Your objective »
Could you output each line of the data that follows exactly?

━━━ Data to process ━━━

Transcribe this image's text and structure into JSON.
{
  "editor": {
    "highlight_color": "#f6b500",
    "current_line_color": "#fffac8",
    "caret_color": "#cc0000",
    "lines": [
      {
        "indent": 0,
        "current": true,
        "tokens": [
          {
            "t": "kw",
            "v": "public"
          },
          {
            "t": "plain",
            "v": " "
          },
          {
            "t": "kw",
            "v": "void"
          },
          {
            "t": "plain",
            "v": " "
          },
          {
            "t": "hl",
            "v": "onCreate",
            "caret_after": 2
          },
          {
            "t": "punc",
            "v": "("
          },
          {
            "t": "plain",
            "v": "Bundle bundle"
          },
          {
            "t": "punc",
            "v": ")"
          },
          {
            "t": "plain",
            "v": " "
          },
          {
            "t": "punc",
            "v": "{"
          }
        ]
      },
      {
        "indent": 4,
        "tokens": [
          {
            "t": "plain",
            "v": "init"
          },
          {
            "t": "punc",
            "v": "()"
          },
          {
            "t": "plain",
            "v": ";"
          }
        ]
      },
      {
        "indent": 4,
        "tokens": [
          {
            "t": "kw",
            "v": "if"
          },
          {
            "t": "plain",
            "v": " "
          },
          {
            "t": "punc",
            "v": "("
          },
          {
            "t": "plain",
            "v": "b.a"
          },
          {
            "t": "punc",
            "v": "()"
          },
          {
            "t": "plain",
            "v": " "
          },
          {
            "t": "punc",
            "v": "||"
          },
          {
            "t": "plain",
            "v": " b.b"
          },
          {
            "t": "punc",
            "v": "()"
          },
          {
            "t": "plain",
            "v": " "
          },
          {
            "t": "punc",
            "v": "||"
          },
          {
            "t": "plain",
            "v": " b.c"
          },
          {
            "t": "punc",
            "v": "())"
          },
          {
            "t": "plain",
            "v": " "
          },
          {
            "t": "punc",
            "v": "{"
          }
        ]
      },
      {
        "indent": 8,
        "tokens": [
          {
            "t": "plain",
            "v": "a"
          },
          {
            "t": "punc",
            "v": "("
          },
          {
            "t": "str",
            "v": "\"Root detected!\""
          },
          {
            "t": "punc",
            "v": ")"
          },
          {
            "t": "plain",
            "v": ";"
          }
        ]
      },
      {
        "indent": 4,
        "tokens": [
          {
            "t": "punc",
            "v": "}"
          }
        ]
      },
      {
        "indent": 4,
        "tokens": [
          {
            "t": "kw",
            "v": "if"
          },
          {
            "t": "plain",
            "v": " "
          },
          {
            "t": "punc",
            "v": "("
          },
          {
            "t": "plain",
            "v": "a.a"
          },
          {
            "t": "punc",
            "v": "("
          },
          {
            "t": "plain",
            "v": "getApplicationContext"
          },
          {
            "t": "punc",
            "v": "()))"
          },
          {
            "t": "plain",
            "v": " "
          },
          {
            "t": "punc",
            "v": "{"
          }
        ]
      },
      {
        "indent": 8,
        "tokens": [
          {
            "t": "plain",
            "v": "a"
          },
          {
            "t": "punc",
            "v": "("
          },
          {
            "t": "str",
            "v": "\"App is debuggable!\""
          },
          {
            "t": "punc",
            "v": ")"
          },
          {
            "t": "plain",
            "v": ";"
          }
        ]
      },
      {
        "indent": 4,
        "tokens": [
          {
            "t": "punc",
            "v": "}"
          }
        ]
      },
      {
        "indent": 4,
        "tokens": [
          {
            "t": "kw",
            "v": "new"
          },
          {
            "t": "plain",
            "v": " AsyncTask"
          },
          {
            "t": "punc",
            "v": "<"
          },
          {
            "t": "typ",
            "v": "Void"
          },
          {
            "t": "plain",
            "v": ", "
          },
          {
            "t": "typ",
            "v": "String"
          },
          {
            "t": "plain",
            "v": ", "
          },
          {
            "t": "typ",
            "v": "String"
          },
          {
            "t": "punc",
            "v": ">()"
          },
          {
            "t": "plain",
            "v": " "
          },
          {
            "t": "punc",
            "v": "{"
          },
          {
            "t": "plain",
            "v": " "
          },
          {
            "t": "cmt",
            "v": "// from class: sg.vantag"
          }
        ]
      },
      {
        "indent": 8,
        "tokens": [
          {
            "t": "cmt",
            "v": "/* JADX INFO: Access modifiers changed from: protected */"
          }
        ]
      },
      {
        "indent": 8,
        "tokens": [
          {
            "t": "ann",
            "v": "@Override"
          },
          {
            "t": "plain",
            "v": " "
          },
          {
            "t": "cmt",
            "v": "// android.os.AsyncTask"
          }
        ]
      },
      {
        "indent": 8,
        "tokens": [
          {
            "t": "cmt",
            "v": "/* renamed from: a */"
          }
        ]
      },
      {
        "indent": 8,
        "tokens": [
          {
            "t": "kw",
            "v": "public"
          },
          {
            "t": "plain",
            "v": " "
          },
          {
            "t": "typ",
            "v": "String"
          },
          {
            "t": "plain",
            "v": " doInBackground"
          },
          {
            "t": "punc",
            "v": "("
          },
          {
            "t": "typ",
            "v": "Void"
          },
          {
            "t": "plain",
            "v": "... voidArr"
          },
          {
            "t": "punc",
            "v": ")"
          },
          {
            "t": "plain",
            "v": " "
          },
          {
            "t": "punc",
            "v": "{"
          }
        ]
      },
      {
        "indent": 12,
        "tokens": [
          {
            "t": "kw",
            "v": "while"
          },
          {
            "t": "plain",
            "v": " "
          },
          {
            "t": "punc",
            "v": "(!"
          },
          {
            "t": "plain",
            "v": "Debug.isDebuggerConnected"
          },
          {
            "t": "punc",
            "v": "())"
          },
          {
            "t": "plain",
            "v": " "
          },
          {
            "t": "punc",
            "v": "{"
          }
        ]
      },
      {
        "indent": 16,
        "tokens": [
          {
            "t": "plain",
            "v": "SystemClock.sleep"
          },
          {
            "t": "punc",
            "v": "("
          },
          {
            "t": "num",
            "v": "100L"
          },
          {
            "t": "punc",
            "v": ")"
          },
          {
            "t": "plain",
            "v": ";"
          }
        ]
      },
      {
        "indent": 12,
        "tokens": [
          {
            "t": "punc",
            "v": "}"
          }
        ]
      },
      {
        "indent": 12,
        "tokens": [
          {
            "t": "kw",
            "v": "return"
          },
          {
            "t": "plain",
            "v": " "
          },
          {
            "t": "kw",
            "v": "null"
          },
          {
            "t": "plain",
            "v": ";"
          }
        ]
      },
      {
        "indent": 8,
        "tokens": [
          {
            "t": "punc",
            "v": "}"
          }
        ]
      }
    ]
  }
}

━━━

Answer in full »
Transcribe this image's text and structure into JSON.
{
  "editor": {
    "highlight_color": "#f6b500",
    "current_line_color": "#fffac8",
    "caret_color": "#cc0000",
    "lines": [
      {
        "indent": 0,
        "current": true,
        "tokens": [
          {
            "t": "kw",
            "v": "public"
          },
          {
            "t": "plain",
            "v": " "
          },
          {
            "t": "kw",
            "v": "void"
          },
          {
            "t": "plain",
            "v": " "
          },
          {
            "t": "hl",
            "v": "onCreate",
            "caret_after": 2
          },
          {
            "t": "punc",
            "v": "("
          },
          {
            "t": "plain",
            "v": "Bundle bundle"
          },
          {
            "t": "punc",
            "v": ")"
          },
          {
            "t": "plain",
            "v": " "
          },
          {
            "t": "punc",
            "v": "{"
          }
        ]
      },
      {
        "indent": 4,
        "tokens": [
          {
            "t": "plain",
            "v": "init"
          },
          {
            "t": "punc",
            "v": "()"
          },
          {
            "t": "plain",
            "v": ";"
          }
        ]
      },
      {
        "indent": 4,
        "tokens": [
          {
            "t": "kw",
            "v": "if"
          },
          {
            "t": "plain",
            "v": " "
          },
          {
            "t": "punc",
            "v": "("
          },
          {
            "t": "plain",
            "v": "b.a"
          },
          {
            "t": "punc",
            "v": "()"
          },
          {
            "t": "plain",
            "v": " "
          },
          {
            "t": "punc",
            "v": "||"
          },
          {
            "t": "plain",
            "v": " b.b"
          },
          {
            "t": "punc",
            "v": "()"
          },
          {
            "t": "plain",
            "v": " "
          },
          {
            "t": "punc",
            "v": "||"
          },
          {
            "t": "plain",
            "v": " b.c"
          },
          {
            "t": "punc",
            "v": "())"
          },
          {
            "t": "plain",
            "v": " "
          },
          {
            "t": "punc",
            "v": "{"
          }
        ]
      },
      {
        "indent": 8,
        "tokens": [
          {
            "t": "plain",
            "v": "a"
          },
          {
            "t": "punc",
            "v": "("
          },
          {
            "t": "str",
            "v": "\"Root detected!\""
          },
          {
            "t": "punc",
            "v": ")"
          },
          {
            "t": "plain",
            "v": ";"
          }
        ]
      },
      {
        "indent": 4,
        "tokens": [
          {
            "t": "punc",
            "v": "}"
          }
        ]
      },
      {
        "indent": 4,
        "tokens": [
          {
            "t": "kw",
            "v": "if"
          },
          {
            "t": "plain",
            "v": " "
          },
          {
            "t": "punc",
            "v": "("
          },
          {
            "t": "plain",
            "v": "a.a"
          },
          {
            "t": "punc",
            "v": "("
          },
          {
            "t": "plain",
            "v": "getApplicationContext"
          },
          {
            "t": "punc",
            "v": "()))"
          },
          {
            "t": "plain",
            "v": " "
          },
          {
            "t": "punc",
            "v": "{"
          }
        ]
      },
      {
        "indent": 8,
        "tokens": [
          {
            "t": "plain",
            "v": "a"
          },
          {
            "t": "punc",
            "v": "("
          },
          {
            "t": "str",
            "v": "\"App is debuggable!\""
          },
          {
            "t": "punc",
            "v": ")"
          },
          {
            "t": "plain",
            "v": ";"
          }
        ]
      },
      {
        "indent": 4,
        "tokens": [
          {
            "t": "punc",
            "v": "}"
          }
        ]
      },
      {
        "indent": 4,
        "tokens": [
          {
            "t": "kw",
            "v": "new"
          },
          {
            "t": "plain",
            "v": " AsyncTask"
          },
          {
            "t": "punc",
            "v": "<"
          },
          {
            "t": "typ",
            "v": "Void"
          },
          {
            "t": "plain",
            "v": ", "
          },
          {
            "t": "typ",
            "v": "String"
          },
          {
            "t": "plain",
            "v": ", "
          },
          {
            "t": "typ",
            "v": "String"
          },
          {
            "t": "punc",
            "v": ">()"
          },
          {
            "t": "plain",
            "v": " "
          },
          {
            "t": "punc",
            "v": "{"
          },
          {
            "t": "plain",
            "v": " "
          },
          {
            "t": "cmt",
            "v": "// from class: sg.vantag"
          }
        ]
      },
      {
        "indent": 8,
        "tokens": [
          {
            "t": "cmt",
            "v": "/* JADX INFO: Access modifiers changed from: protected */"
          }
        ]
      },
      {
        "indent": 8,
        "tokens": [
          {
            "t": "ann",
            "v": "@Override"
          },
          {
            "t": "plain",
            "v": " "
          },
          {
            "t": "cmt",
            "v": "// android.os.AsyncTask"
          }
        ]
      },
      {
        "indent": 8,
        "tokens": [
          {
            "t": "cmt",
            "v": "/* renamed from: a */"
          }
        ]
      },
      {
        "indent": 8,
        "tokens": [
          {
            "t": "kw",
            "v": "public"
          },
          {
            "t": "plain",
            "v": " "
          },
          {
            "t": "typ",
            "v": "String"
          },
          {
            "t": "plain",
            "v": " doInBackground"
          },
          {
            "t": "punc",
            "v": "("
          },
          {
            "t": "typ",
            "v": "Void"
          },
          {
            "t": "plain",
            "v": "... voidArr"
          },
          {
            "t": "punc",
            "v": ")"
          },
          {
            "t": "plain",
            "v": " "
          },
          {
            "t": "punc",
            "v": "{"
          }
        ]
      },
      {
        "indent": 12,
        "tokens": [
          {
            "t": "kw",
            "v": "while"
          },
          {
            "t": "plain",
            "v": " "
          },
          {
            "t": "punc",
            "v": "(!"
          },
          {
            "t": "plain",
            "v": "Debug.isDebuggerConnected"
          },
          {
            "t": "punc",
            "v": "())"
          },
          {
            "t": "plain",
            "v": " "
          },
          {
            "t": "punc",
            "v": "{"
          }
        ]
      },
      {
        "indent": 16,
        "tokens": [
          {
            "t": "plain",
            "v": "SystemClock.sleep"
          },
          {
            "t": "punc",
            "v": "("
          },
          {
            "t": "num",
            "v": "100L"
          },
          {
            "t": "punc",
            "v": ")"
          },
          {
            "t": "plain",
            "v": ";"
          }
        ]
      },
      {
        "indent": 12,
        "tokens": [
          {
            "t": "punc",
            "v": "}"
          }
        ]
      },
      {
        "indent": 12,
        "tokens": [
          {
            "t": "kw",
            "v": "return"
          },
          {
            "t": "plain",
            "v": " "
          },
          {
            "t": "kw",
            "v": "null"
          },
          {
            "t": "plain",
            "v": ";"
          }
        ]
      },
      {
        "indent": 8,
        "tokens": [
          {
            "t": "punc",
            "v": "}"
          }
        ]
      }
    ]
  }
}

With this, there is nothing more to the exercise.